◆ Your goal ◆
Gather all lines in the entries that include the word "otras".

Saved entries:

>> Begin

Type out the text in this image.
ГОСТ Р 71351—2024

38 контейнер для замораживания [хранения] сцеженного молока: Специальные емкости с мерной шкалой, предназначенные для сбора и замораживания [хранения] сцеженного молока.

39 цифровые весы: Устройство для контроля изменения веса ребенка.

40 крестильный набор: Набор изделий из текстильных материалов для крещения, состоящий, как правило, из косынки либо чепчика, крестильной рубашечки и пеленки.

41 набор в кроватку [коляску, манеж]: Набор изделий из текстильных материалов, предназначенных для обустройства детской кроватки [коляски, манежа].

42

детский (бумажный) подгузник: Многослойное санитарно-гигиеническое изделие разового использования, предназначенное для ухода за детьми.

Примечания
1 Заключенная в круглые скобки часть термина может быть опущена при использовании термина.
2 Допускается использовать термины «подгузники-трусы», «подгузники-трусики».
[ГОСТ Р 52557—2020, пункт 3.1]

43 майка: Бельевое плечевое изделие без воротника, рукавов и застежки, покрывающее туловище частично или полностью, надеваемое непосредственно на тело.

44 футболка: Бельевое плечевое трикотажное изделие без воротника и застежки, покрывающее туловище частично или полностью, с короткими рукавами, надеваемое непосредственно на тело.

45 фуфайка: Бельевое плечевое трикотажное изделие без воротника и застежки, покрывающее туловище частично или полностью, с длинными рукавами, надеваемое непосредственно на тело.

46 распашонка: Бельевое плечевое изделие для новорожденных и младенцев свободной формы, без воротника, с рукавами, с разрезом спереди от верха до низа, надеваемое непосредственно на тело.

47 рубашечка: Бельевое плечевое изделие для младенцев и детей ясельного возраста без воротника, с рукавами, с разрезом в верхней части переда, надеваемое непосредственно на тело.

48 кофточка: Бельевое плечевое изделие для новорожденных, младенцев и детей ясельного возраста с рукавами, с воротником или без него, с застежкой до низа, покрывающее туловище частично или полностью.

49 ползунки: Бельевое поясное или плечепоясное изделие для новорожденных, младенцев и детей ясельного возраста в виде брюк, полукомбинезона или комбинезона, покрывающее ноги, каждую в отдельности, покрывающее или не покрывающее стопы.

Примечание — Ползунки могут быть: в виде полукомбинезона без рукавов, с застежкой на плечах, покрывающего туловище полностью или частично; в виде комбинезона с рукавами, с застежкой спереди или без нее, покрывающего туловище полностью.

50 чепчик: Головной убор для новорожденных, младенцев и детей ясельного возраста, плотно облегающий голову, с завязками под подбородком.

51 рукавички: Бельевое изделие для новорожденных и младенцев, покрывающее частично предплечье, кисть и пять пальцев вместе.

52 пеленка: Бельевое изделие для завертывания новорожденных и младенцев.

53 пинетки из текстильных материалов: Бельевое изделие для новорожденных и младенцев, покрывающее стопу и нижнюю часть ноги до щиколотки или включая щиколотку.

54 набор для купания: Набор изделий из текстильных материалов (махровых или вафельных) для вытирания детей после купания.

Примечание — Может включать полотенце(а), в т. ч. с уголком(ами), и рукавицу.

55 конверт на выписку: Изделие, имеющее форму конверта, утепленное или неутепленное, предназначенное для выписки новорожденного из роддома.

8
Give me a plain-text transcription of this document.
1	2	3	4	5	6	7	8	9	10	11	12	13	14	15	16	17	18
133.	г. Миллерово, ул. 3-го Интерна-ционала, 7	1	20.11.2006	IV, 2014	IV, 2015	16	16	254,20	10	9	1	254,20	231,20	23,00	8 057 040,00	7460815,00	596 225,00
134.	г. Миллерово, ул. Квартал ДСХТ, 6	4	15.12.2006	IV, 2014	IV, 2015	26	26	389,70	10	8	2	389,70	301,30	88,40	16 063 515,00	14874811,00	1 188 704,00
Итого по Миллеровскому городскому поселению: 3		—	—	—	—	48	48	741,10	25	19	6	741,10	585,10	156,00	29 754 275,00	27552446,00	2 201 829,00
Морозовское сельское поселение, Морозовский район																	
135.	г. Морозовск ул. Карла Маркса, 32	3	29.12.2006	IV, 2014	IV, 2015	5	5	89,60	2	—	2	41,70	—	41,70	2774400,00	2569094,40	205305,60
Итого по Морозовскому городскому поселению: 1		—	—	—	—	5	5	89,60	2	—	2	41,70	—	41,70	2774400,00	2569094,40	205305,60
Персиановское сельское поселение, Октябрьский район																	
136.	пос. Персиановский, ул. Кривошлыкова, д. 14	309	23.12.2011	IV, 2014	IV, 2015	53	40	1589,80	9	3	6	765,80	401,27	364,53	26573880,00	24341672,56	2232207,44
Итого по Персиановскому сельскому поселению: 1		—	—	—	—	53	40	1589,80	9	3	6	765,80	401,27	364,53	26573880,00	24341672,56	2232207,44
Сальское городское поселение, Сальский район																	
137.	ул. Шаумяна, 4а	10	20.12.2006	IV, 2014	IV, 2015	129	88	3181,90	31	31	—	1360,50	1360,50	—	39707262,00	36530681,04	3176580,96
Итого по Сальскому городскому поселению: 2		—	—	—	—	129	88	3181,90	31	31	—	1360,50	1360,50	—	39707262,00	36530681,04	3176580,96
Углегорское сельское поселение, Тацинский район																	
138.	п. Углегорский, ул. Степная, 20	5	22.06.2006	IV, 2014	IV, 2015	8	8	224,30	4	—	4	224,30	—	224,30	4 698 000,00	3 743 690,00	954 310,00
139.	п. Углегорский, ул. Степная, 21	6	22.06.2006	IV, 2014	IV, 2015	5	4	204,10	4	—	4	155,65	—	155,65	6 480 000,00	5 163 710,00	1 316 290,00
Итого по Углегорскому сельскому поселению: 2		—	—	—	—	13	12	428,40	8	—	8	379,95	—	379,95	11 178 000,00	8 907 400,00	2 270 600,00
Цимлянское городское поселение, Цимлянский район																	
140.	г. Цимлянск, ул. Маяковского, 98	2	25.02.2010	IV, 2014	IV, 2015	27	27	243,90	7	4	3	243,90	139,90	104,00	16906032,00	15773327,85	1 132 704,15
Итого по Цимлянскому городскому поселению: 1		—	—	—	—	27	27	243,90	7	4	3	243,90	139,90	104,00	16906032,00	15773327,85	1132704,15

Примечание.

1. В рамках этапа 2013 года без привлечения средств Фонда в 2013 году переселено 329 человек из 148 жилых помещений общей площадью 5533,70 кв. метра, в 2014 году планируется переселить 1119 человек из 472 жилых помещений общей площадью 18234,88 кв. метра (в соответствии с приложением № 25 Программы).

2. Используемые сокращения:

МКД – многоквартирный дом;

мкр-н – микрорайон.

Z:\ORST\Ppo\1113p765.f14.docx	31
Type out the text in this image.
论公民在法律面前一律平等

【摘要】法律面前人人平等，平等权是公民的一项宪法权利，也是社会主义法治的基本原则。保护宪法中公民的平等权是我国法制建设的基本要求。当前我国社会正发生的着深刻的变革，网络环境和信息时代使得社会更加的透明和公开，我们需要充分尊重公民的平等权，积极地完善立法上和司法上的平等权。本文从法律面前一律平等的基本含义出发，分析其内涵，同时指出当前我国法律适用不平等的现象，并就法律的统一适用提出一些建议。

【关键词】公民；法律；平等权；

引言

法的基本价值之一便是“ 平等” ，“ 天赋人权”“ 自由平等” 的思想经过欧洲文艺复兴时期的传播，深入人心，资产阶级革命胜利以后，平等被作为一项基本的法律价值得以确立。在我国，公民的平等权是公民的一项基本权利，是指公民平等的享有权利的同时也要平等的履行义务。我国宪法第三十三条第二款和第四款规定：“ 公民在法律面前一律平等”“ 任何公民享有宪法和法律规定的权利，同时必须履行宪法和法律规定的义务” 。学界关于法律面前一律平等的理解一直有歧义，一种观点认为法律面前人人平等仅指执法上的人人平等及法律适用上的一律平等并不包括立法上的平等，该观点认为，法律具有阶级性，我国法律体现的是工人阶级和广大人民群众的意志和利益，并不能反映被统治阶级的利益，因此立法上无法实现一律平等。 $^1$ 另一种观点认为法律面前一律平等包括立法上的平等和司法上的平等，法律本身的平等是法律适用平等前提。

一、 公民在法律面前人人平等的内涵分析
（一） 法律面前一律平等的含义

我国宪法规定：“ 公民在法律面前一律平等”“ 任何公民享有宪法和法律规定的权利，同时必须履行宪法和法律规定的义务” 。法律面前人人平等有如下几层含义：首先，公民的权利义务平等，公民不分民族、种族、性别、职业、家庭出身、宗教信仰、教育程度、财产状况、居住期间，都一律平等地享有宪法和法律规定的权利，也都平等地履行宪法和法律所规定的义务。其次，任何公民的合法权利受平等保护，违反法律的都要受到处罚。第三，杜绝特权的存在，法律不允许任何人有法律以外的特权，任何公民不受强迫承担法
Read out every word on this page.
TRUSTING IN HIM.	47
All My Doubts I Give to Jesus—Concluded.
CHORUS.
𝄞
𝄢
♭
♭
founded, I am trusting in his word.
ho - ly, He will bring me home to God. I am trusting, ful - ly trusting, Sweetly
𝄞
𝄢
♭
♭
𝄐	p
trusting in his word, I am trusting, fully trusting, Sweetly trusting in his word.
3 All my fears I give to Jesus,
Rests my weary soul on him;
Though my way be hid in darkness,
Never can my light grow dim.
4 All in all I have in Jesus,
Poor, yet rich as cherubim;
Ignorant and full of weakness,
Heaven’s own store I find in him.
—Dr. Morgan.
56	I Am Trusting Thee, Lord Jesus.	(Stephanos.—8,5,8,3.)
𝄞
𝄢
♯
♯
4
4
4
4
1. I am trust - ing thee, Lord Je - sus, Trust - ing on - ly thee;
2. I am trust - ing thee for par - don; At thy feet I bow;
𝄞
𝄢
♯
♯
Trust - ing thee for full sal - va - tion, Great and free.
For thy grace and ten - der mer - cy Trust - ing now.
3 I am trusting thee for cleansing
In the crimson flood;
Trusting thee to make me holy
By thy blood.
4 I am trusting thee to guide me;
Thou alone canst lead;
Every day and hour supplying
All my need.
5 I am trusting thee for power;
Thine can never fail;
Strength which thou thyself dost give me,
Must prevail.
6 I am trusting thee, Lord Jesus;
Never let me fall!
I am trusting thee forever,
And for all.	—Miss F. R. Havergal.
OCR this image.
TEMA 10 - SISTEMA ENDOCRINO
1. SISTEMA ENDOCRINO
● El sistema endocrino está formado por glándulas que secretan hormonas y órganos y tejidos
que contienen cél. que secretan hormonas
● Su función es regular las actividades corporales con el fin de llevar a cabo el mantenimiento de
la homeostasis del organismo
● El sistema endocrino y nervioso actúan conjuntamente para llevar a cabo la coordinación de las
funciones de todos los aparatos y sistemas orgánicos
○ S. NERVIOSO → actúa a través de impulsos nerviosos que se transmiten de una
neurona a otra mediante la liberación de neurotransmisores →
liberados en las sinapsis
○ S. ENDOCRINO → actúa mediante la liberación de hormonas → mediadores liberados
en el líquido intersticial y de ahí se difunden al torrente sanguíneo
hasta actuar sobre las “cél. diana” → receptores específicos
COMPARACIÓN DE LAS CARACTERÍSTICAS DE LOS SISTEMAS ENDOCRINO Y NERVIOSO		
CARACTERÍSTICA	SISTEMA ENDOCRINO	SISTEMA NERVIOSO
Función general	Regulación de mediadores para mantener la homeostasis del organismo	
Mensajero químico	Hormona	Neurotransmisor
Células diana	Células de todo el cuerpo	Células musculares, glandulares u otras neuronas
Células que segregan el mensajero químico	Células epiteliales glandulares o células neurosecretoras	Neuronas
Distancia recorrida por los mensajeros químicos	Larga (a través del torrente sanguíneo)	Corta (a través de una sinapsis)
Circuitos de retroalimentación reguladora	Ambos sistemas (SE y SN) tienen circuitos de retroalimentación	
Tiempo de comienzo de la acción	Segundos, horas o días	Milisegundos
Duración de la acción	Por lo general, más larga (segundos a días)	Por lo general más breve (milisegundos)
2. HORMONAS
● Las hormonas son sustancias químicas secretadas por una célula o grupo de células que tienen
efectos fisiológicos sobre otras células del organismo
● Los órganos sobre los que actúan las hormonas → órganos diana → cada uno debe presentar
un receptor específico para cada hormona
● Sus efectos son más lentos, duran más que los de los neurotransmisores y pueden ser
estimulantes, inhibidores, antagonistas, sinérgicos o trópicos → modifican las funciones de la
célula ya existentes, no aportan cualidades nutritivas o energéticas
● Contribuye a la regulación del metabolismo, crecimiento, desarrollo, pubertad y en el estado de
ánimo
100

>> End

◆ Exercise answer ◆
Células diana	Células de todo el cuerpo	Células musculares, glandulares u otras neuronas
efectos fisiológicos sobre otras células del organismo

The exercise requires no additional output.